[start of Provided data]
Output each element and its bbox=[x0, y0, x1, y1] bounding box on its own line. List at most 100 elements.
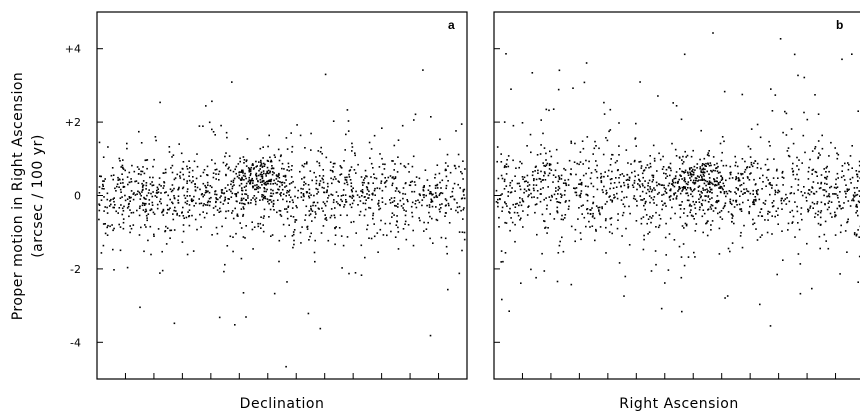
scatter-point bbox=[807, 209, 810, 212]
scatter-point bbox=[692, 200, 694, 203]
scatter-point bbox=[714, 184, 716, 187]
scatter-point bbox=[323, 191, 326, 194]
scatter-point bbox=[288, 224, 290, 226]
scatter-point bbox=[195, 177, 198, 180]
scatter-point bbox=[432, 193, 434, 196]
scatter-point bbox=[511, 187, 513, 189]
scatter-point bbox=[803, 111, 805, 114]
scatter-point bbox=[181, 241, 184, 243]
scatter-point bbox=[771, 202, 774, 204]
scatter-point bbox=[761, 234, 763, 236]
scatter-point bbox=[707, 152, 710, 154]
scatter-point bbox=[136, 209, 138, 212]
scatter-point bbox=[598, 209, 600, 211]
scatter-point bbox=[165, 243, 168, 245]
scatter-point bbox=[740, 172, 742, 175]
scatter-point bbox=[664, 236, 667, 239]
scatter-point bbox=[735, 178, 737, 181]
scatter-point bbox=[184, 197, 187, 199]
scatter-point bbox=[260, 175, 263, 178]
scatter-point bbox=[540, 144, 542, 146]
scatter-point bbox=[837, 197, 839, 199]
scatter-point bbox=[815, 171, 818, 174]
scatter-point bbox=[600, 175, 603, 178]
scatter-point bbox=[568, 159, 571, 162]
scatter-point bbox=[606, 139, 609, 142]
scatter-point bbox=[349, 179, 352, 181]
scatter-point bbox=[286, 211, 289, 213]
scatter-point bbox=[269, 208, 272, 211]
scatter-point bbox=[659, 158, 662, 161]
scatter-point bbox=[184, 201, 187, 204]
scatter-point bbox=[856, 206, 858, 208]
scatter-point bbox=[665, 173, 667, 175]
scatter-point bbox=[224, 155, 226, 158]
scatter-point bbox=[780, 199, 782, 202]
panel-b-ticks bbox=[494, 48, 837, 379]
scatter-point bbox=[182, 168, 184, 170]
scatter-point bbox=[674, 148, 677, 151]
scatter-point bbox=[771, 233, 773, 235]
scatter-point bbox=[225, 173, 227, 176]
scatter-point bbox=[440, 192, 442, 194]
scatter-point bbox=[354, 154, 356, 157]
scatter-point bbox=[330, 177, 332, 180]
scatter-point bbox=[449, 196, 452, 198]
scatter-point bbox=[182, 215, 185, 217]
scatter-point bbox=[368, 237, 370, 239]
scatter-point bbox=[741, 246, 744, 249]
scatter-point bbox=[260, 159, 262, 162]
scatter-point bbox=[427, 189, 430, 191]
scatter-point bbox=[496, 160, 498, 163]
scatter-point bbox=[255, 166, 257, 168]
scatter-point bbox=[514, 175, 516, 177]
scatter-point bbox=[792, 171, 794, 173]
scatter-point bbox=[624, 275, 627, 278]
scatter-point bbox=[692, 168, 694, 171]
scatter-point bbox=[160, 192, 162, 194]
scatter-point bbox=[824, 220, 827, 223]
scatter-point bbox=[313, 201, 315, 204]
scatter-point bbox=[518, 204, 520, 207]
scatter-point bbox=[796, 210, 799, 213]
scatter-point bbox=[450, 208, 452, 210]
scatter-point bbox=[393, 214, 395, 216]
scatter-point bbox=[289, 201, 291, 203]
scatter-point bbox=[740, 210, 743, 212]
scatter-point bbox=[729, 173, 732, 176]
scatter-point bbox=[543, 220, 545, 222]
scatter-point bbox=[539, 188, 542, 190]
scatter-point bbox=[152, 211, 155, 214]
scatter-point bbox=[106, 234, 109, 236]
scatter-point bbox=[844, 230, 847, 232]
scatter-point bbox=[665, 168, 668, 171]
scatter-point bbox=[403, 209, 405, 211]
scatter-point bbox=[263, 215, 265, 217]
scatter-point bbox=[777, 207, 779, 210]
scatter-point bbox=[544, 172, 546, 175]
scatter-point bbox=[366, 188, 369, 191]
scatter-point bbox=[414, 184, 417, 186]
scatter-point bbox=[738, 179, 741, 182]
scatter-point bbox=[812, 168, 815, 171]
scatter-point bbox=[377, 203, 379, 205]
scatter-point bbox=[636, 204, 638, 207]
scatter-point bbox=[599, 226, 602, 228]
scatter-point bbox=[408, 184, 411, 186]
scatter-point bbox=[592, 153, 594, 155]
scatter-point bbox=[393, 178, 395, 180]
scatter-point bbox=[219, 196, 221, 199]
scatter-point bbox=[535, 178, 538, 181]
scatter-point bbox=[725, 190, 728, 193]
scatter-point bbox=[407, 163, 410, 165]
scatter-point bbox=[644, 180, 646, 182]
scatter-point bbox=[729, 202, 732, 205]
scatter-point bbox=[247, 167, 250, 169]
scatter-point bbox=[461, 172, 463, 175]
scatter-point bbox=[766, 158, 769, 161]
scatter-point bbox=[357, 163, 359, 166]
scatter-point bbox=[321, 186, 324, 189]
scatter-point bbox=[731, 220, 733, 223]
scatter-point bbox=[373, 189, 376, 192]
scatter-point bbox=[709, 188, 712, 191]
[end of Provided data]
# Exercise requirements:
Extract every line from the records above verbatim, leaving the pictures out of your answer.

# Solution for this problem:
Output each element and its bbox=[x0, y0, x1, y1] bounding box on its own line. List at most 100 elements.
scatter-point bbox=[807, 209, 810, 212]
scatter-point bbox=[692, 200, 694, 203]
scatter-point bbox=[714, 184, 716, 187]
scatter-point bbox=[323, 191, 326, 194]
scatter-point bbox=[288, 224, 290, 226]
scatter-point bbox=[195, 177, 198, 180]
scatter-point bbox=[432, 193, 434, 196]
scatter-point bbox=[511, 187, 513, 189]
scatter-point bbox=[803, 111, 805, 114]
scatter-point bbox=[181, 241, 184, 243]
scatter-point bbox=[771, 202, 774, 204]
scatter-point bbox=[761, 234, 763, 236]
scatter-point bbox=[707, 152, 710, 154]
scatter-point bbox=[136, 209, 138, 212]
scatter-point bbox=[598, 209, 600, 211]
scatter-point bbox=[165, 243, 168, 245]
scatter-point bbox=[740, 172, 742, 175]
scatter-point bbox=[664, 236, 667, 239]
scatter-point bbox=[735, 178, 737, 181]
scatter-point bbox=[184, 197, 187, 199]
scatter-point bbox=[260, 175, 263, 178]
scatter-point bbox=[540, 144, 542, 146]
scatter-point bbox=[837, 197, 839, 199]
scatter-point bbox=[815, 171, 818, 174]
scatter-point bbox=[600, 175, 603, 178]
scatter-point bbox=[568, 159, 571, 162]
scatter-point bbox=[606, 139, 609, 142]
scatter-point bbox=[349, 179, 352, 181]
scatter-point bbox=[286, 211, 289, 213]
scatter-point bbox=[269, 208, 272, 211]
scatter-point bbox=[659, 158, 662, 161]
scatter-point bbox=[184, 201, 187, 204]
scatter-point bbox=[856, 206, 858, 208]
scatter-point bbox=[665, 173, 667, 175]
scatter-point bbox=[224, 155, 226, 158]
scatter-point bbox=[780, 199, 782, 202]
panel-b-ticks bbox=[494, 48, 837, 379]
scatter-point bbox=[182, 168, 184, 170]
scatter-point bbox=[674, 148, 677, 151]
scatter-point bbox=[771, 233, 773, 235]
scatter-point bbox=[225, 173, 227, 176]
scatter-point bbox=[440, 192, 442, 194]
scatter-point bbox=[354, 154, 356, 157]
scatter-point bbox=[330, 177, 332, 180]
scatter-point bbox=[449, 196, 452, 198]
scatter-point bbox=[182, 215, 185, 217]
scatter-point bbox=[368, 237, 370, 239]
scatter-point bbox=[741, 246, 744, 249]
scatter-point bbox=[260, 159, 262, 162]
scatter-point bbox=[427, 189, 430, 191]
scatter-point bbox=[496, 160, 498, 163]
scatter-point bbox=[255, 166, 257, 168]
scatter-point bbox=[514, 175, 516, 177]
scatter-point bbox=[792, 171, 794, 173]
scatter-point bbox=[624, 275, 627, 278]
scatter-point bbox=[692, 168, 694, 171]
scatter-point bbox=[160, 192, 162, 194]
scatter-point bbox=[824, 220, 827, 223]
scatter-point bbox=[313, 201, 315, 204]
scatter-point bbox=[518, 204, 520, 207]
scatter-point bbox=[796, 210, 799, 213]
scatter-point bbox=[450, 208, 452, 210]
scatter-point bbox=[393, 214, 395, 216]
scatter-point bbox=[289, 201, 291, 203]
scatter-point bbox=[740, 210, 743, 212]
scatter-point bbox=[729, 173, 732, 176]
scatter-point bbox=[543, 220, 545, 222]
scatter-point bbox=[539, 188, 542, 190]
scatter-point bbox=[152, 211, 155, 214]
scatter-point bbox=[106, 234, 109, 236]
scatter-point bbox=[844, 230, 847, 232]
scatter-point bbox=[665, 168, 668, 171]
scatter-point bbox=[403, 209, 405, 211]
scatter-point bbox=[263, 215, 265, 217]
scatter-point bbox=[777, 207, 779, 210]
scatter-point bbox=[544, 172, 546, 175]
scatter-point bbox=[366, 188, 369, 191]
scatter-point bbox=[414, 184, 417, 186]
scatter-point bbox=[738, 179, 741, 182]
scatter-point bbox=[812, 168, 815, 171]
scatter-point bbox=[377, 203, 379, 205]
scatter-point bbox=[636, 204, 638, 207]
scatter-point bbox=[599, 226, 602, 228]
scatter-point bbox=[408, 184, 411, 186]
scatter-point bbox=[592, 153, 594, 155]
scatter-point bbox=[393, 178, 395, 180]
scatter-point bbox=[219, 196, 221, 199]
scatter-point bbox=[535, 178, 538, 181]
scatter-point bbox=[725, 190, 728, 193]
scatter-point bbox=[407, 163, 410, 165]
scatter-point bbox=[644, 180, 646, 182]
scatter-point bbox=[729, 202, 732, 205]
scatter-point bbox=[247, 167, 250, 169]
scatter-point bbox=[461, 172, 463, 175]
scatter-point bbox=[766, 158, 769, 161]
scatter-point bbox=[357, 163, 359, 166]
scatter-point bbox=[321, 186, 324, 189]
scatter-point bbox=[731, 220, 733, 223]
scatter-point bbox=[373, 189, 376, 192]
scatter-point bbox=[709, 188, 712, 191]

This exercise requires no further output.